#### Set task:
Transcribe the entries below exactly; leave every image out.

▼

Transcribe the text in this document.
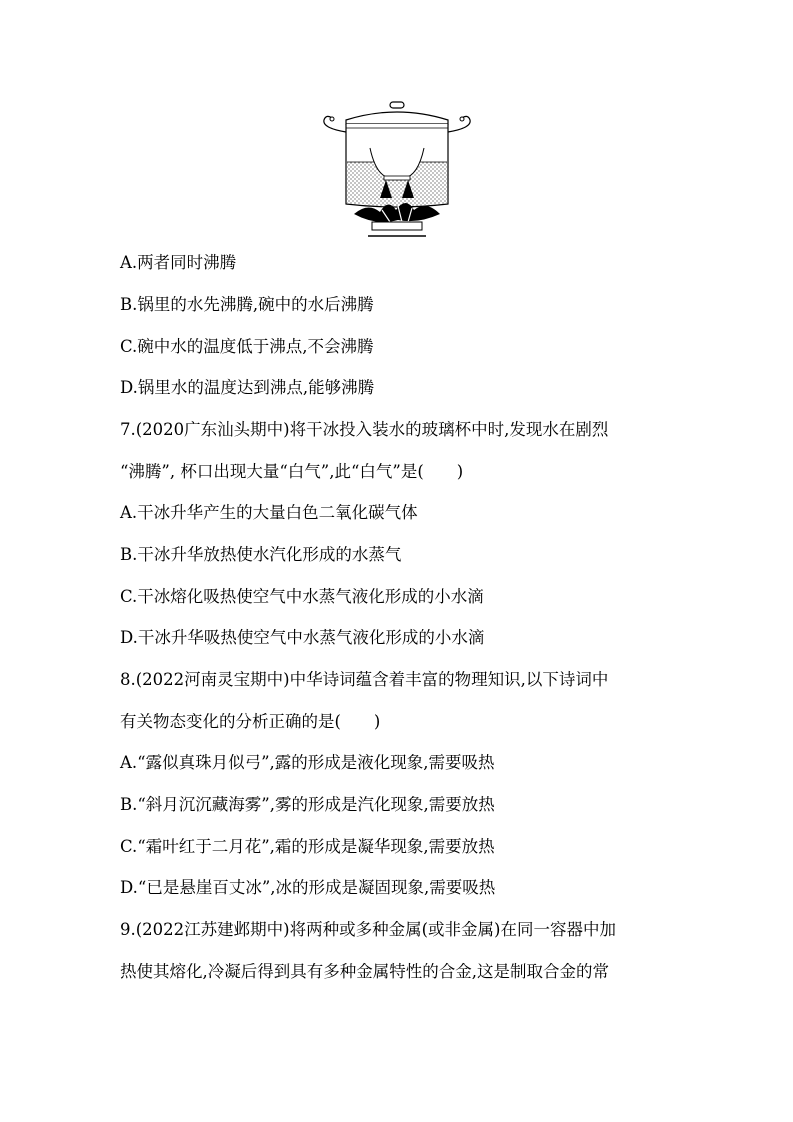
A.两者同时沸腾
B.锅里的水先沸腾,碗中的水后沸腾
C.碗中水的温度低于沸点,不会沸腾
D.锅里水的温度达到沸点,能够沸腾
7.(2020广东汕头期中)将干冰投入装水的玻璃杯中时,发现水在剧烈
“沸腾”, 杯口出现大量“白气”,此“白气”是(　　)
A.干冰升华产生的大量白色二氧化碳气体
B.干冰升华放热使水汽化形成的水蒸气
C.干冰熔化吸热使空气中水蒸气液化形成的小水滴
D.干冰升华吸热使空气中水蒸气液化形成的小水滴
8.(2022河南灵宝期中)中华诗词蕴含着丰富的物理知识,以下诗词中
有关物态变化的分析正确的是(　　)
A.“露似真珠月似弓”,露的形成是液化现象,需要吸热
B.“斜月沉沉藏海雾”,雾的形成是汽化现象,需要放热
C.“霜叶红于二月花”,霜的形成是凝华现象,需要放热
D.“已是悬崖百丈冰”,冰的形成是凝固现象,需要吸热
9.(2022江苏建邺期中)将两种或多种金属(或非金属)在同一容器中加
热使其熔化,冷凝后得到具有多种金属特性的合金,这是制取合金的常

▲

#### Result below:
Transcribe the text in this document.
A.两者同时沸腾
B.锅里的水先沸腾,碗中的水后沸腾
C.碗中水的温度低于沸点,不会沸腾
D.锅里水的温度达到沸点,能够沸腾
7.(2020广东汕头期中)将干冰投入装水的玻璃杯中时,发现水在剧烈
“沸腾”, 杯口出现大量“白气”,此“白气”是(　　)
A.干冰升华产生的大量白色二氧化碳气体
B.干冰升华放热使水汽化形成的水蒸气
C.干冰熔化吸热使空气中水蒸气液化形成的小水滴
D.干冰升华吸热使空气中水蒸气液化形成的小水滴
8.(2022河南灵宝期中)中华诗词蕴含着丰富的物理知识,以下诗词中
有关物态变化的分析正确的是(　　)
A.“露似真珠月似弓”,露的形成是液化现象,需要吸热
B.“斜月沉沉藏海雾”,雾的形成是汽化现象,需要放热
C.“霜叶红于二月花”,霜的形成是凝华现象,需要放热
D.“已是悬崖百丈冰”,冰的形成是凝固现象,需要吸热
9.(2022江苏建邺期中)将两种或多种金属(或非金属)在同一容器中加
热使其熔化,冷凝后得到具有多种金属特性的合金,这是制取合金的常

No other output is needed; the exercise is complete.